(Visual layout annotation data)
__________

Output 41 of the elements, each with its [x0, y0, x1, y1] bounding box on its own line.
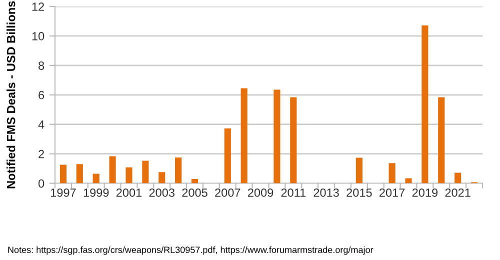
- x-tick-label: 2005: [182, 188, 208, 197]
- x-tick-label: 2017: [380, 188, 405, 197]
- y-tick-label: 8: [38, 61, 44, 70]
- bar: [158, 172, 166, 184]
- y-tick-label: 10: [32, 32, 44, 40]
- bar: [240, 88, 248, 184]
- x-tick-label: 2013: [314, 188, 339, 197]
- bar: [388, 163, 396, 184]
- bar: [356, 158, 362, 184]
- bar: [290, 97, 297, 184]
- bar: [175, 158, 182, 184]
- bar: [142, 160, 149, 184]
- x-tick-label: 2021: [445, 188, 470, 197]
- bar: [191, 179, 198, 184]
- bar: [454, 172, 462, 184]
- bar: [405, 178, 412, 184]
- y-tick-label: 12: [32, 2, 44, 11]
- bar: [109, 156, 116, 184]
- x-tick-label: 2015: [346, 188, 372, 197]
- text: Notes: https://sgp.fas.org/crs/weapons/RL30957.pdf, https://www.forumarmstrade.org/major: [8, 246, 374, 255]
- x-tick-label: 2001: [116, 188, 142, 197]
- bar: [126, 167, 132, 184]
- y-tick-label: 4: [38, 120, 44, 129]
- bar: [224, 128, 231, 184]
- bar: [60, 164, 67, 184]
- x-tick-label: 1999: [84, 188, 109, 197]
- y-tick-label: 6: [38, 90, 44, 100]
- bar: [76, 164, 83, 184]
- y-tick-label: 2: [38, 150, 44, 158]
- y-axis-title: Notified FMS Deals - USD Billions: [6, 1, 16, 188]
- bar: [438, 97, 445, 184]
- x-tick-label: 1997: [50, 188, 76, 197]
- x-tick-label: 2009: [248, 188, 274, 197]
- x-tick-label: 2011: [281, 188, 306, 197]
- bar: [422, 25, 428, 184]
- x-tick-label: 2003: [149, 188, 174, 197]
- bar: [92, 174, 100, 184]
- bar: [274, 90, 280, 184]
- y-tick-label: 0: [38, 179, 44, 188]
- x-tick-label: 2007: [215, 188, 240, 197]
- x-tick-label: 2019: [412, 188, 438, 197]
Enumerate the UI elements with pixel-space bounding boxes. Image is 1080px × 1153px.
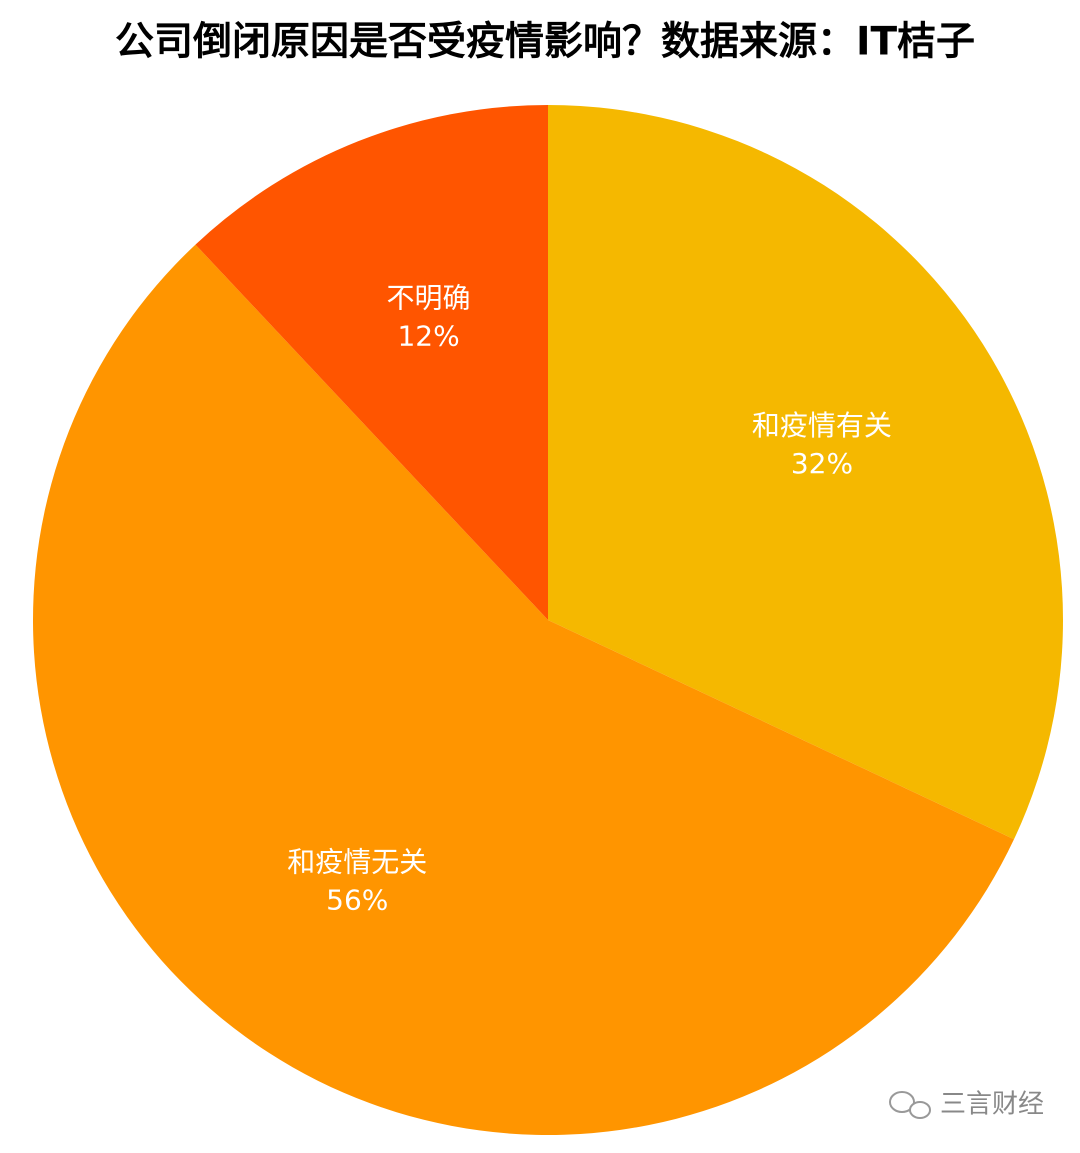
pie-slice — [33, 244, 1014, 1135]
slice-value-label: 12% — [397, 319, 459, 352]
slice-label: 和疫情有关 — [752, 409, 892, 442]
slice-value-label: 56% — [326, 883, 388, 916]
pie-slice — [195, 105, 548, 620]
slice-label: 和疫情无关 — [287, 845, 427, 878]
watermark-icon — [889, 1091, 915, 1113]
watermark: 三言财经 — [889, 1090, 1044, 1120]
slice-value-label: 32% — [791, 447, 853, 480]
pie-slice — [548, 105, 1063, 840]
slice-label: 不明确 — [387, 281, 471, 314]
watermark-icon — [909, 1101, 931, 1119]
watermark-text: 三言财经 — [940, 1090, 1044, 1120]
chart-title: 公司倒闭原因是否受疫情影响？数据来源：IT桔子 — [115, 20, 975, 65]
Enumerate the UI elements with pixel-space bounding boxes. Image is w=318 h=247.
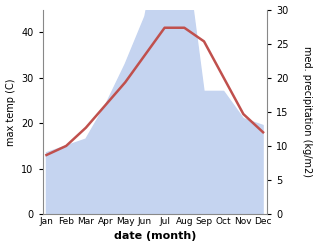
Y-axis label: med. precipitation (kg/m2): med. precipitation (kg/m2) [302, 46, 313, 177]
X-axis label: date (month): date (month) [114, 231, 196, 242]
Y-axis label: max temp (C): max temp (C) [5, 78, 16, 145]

__________

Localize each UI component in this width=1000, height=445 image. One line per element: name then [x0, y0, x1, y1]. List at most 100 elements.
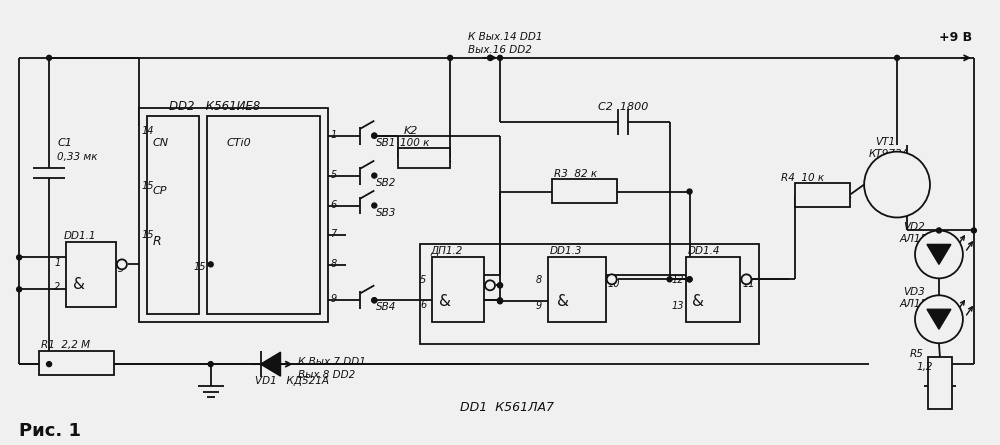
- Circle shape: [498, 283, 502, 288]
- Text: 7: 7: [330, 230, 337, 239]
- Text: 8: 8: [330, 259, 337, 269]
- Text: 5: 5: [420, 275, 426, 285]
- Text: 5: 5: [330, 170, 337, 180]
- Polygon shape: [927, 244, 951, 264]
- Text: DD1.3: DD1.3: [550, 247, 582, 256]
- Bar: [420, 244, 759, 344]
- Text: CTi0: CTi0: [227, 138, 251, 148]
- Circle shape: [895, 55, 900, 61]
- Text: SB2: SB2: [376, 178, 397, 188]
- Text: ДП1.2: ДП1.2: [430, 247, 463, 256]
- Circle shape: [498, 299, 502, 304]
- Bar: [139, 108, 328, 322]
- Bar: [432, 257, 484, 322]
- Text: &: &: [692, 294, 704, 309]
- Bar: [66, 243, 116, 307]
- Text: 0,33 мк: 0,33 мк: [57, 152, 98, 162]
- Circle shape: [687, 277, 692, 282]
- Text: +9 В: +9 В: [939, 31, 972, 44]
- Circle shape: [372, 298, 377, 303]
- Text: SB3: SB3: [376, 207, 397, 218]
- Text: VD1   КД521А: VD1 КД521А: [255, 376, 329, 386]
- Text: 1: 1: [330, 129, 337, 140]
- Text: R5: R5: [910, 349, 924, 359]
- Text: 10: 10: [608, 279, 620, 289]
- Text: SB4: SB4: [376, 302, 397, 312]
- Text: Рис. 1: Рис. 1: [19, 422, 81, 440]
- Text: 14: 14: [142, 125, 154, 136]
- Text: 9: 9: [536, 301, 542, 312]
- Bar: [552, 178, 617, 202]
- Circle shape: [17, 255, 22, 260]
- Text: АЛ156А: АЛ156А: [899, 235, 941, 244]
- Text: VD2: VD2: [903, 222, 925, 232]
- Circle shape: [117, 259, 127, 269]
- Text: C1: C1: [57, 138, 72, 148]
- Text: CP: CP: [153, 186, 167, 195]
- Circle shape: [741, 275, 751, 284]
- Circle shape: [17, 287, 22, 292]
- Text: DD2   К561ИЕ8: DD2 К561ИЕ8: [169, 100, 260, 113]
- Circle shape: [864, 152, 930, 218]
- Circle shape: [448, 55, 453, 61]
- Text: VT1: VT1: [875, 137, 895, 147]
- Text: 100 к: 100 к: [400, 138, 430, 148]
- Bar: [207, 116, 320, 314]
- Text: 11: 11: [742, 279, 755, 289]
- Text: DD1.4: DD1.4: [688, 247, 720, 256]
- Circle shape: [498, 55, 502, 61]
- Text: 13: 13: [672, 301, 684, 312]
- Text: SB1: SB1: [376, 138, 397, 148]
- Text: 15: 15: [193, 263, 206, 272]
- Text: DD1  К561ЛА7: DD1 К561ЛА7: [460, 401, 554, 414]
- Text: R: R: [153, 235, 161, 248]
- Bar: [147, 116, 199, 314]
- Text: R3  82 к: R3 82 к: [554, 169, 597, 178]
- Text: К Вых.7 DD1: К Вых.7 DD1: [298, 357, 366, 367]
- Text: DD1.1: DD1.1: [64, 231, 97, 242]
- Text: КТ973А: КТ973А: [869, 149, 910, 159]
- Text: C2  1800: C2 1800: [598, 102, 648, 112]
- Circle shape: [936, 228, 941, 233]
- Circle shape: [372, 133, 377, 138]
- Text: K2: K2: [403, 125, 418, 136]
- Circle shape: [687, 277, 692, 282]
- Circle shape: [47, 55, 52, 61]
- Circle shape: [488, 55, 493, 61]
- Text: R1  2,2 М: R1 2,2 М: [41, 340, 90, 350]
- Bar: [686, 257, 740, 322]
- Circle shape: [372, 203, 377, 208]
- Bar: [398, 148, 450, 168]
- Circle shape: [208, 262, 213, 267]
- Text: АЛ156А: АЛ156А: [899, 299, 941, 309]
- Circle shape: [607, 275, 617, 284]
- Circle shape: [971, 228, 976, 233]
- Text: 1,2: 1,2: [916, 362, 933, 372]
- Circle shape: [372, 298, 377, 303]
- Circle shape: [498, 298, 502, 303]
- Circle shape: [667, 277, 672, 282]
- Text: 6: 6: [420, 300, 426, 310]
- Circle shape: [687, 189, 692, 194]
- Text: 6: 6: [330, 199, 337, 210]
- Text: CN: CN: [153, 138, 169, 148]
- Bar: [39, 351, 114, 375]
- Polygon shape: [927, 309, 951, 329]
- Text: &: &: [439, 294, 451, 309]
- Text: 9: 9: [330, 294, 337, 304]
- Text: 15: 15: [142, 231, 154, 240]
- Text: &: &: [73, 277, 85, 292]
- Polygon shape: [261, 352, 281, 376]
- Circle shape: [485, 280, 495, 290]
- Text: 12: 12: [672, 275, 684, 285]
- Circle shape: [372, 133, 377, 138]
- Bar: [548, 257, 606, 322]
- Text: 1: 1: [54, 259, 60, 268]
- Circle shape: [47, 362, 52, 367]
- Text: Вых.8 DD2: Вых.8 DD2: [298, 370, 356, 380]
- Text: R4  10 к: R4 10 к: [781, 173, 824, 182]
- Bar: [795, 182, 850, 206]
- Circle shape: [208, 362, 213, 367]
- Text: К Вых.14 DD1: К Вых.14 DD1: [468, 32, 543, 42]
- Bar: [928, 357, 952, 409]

__________

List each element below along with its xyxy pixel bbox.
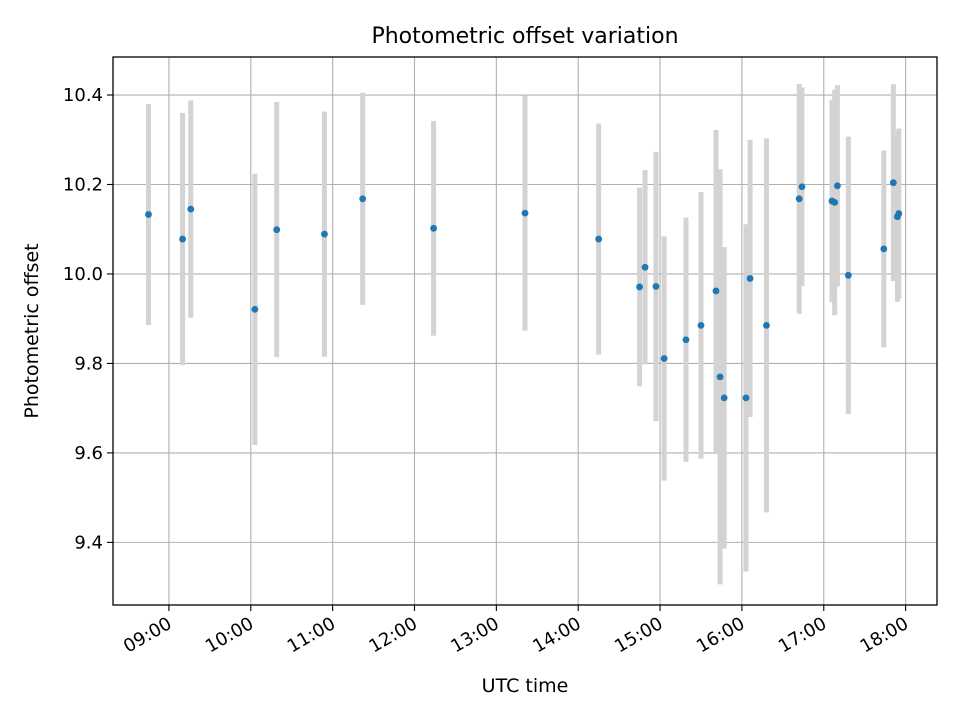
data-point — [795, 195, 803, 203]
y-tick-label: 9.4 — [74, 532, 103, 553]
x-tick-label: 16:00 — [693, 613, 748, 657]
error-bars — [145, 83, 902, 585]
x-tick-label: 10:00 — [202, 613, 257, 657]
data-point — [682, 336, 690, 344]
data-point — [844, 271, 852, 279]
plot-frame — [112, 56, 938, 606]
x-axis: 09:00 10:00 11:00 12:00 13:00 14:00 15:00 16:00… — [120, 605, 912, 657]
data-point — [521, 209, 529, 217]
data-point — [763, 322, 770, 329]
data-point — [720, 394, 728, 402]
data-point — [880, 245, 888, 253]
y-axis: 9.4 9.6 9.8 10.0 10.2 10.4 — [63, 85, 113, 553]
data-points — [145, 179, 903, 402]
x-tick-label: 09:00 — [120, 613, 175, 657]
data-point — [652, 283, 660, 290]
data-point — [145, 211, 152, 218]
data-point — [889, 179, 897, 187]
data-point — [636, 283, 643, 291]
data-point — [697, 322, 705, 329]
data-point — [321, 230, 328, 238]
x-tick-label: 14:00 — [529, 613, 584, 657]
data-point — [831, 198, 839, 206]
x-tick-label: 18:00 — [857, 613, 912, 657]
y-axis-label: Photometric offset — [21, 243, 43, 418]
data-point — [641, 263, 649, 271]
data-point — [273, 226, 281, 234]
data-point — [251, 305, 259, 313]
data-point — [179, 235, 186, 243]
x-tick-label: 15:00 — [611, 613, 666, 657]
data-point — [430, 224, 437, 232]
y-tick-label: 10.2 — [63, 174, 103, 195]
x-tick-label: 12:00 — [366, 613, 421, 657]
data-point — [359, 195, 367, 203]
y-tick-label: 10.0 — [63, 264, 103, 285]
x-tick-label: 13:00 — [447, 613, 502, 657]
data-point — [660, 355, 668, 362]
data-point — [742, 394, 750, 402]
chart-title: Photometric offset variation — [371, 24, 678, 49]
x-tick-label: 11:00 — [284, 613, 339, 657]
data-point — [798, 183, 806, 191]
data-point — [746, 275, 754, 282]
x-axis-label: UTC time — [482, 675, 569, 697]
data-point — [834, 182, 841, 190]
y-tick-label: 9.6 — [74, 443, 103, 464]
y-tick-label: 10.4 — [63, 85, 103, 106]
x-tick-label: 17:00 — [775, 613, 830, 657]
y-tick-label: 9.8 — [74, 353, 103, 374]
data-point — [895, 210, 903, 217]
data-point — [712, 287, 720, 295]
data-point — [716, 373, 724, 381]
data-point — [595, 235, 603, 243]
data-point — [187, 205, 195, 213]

__________

» Exercise requirements: Quote, character for character, the stretch of items from the line containing "- Circle shape: [498, 283, 502, 288]" through the line containing "- Text: 100 к: 100 к: [400, 138, 430, 148]", including both of those lines.

» Solution for this task:
- Circle shape: [498, 283, 502, 288]
- Text: 7: 7: [330, 230, 337, 239]
- Text: 8: 8: [330, 259, 337, 269]
- Text: 5: 5: [420, 275, 426, 285]
- Text: 5: 5: [330, 170, 337, 180]
- Polygon shape: [927, 244, 951, 264]
- Text: DD1.3: DD1.3: [550, 247, 582, 256]
- Bar: [420, 244, 759, 344]
- Text: CTi0: CTi0: [227, 138, 251, 148]
- Circle shape: [895, 55, 900, 61]
- Text: SB2: SB2: [376, 178, 397, 188]
- Text: ДП1.2: ДП1.2: [430, 247, 463, 256]
- Circle shape: [498, 299, 502, 304]
- Bar: [139, 108, 328, 322]
- Bar: [432, 257, 484, 322]
- Text: &: &: [692, 294, 704, 309]
- Bar: [66, 243, 116, 307]
- Text: 0,33 мк: 0,33 мк: [57, 152, 98, 162]
- Circle shape: [687, 277, 692, 282]
- Text: +9 В: +9 В: [939, 31, 972, 44]
- Circle shape: [372, 298, 377, 303]
- Text: SB3: SB3: [376, 207, 397, 218]
- Text: VD1   КД521А: VD1 КД521А: [255, 376, 329, 386]
- Text: 1: 1: [330, 129, 337, 140]
- Text: R5: R5: [910, 349, 924, 359]
- Text: 10: 10: [608, 279, 620, 289]
- Text: SB4: SB4: [376, 302, 397, 312]
- Text: Рис. 1: Рис. 1: [19, 422, 81, 440]
- Text: 14: 14: [142, 125, 154, 136]
- Text: 9: 9: [536, 301, 542, 312]
- Bar: [552, 178, 617, 202]
- Circle shape: [17, 255, 22, 260]
- Text: АЛ156А: АЛ156А: [899, 235, 941, 244]
- Text: VD2: VD2: [903, 222, 925, 232]
- Circle shape: [117, 259, 127, 269]
- Text: C1: C1: [57, 138, 72, 148]
- Text: CP: CP: [153, 186, 167, 195]
- Circle shape: [741, 275, 751, 284]
- Circle shape: [17, 287, 22, 292]
- Text: DD2   К561ИЕ8: DD2 К561ИЕ8: [169, 100, 260, 113]
- Circle shape: [864, 152, 930, 218]
- Circle shape: [448, 55, 453, 61]
- Text: VT1: VT1: [875, 137, 895, 147]
- Text: 100 к: 100 к: [400, 138, 430, 148]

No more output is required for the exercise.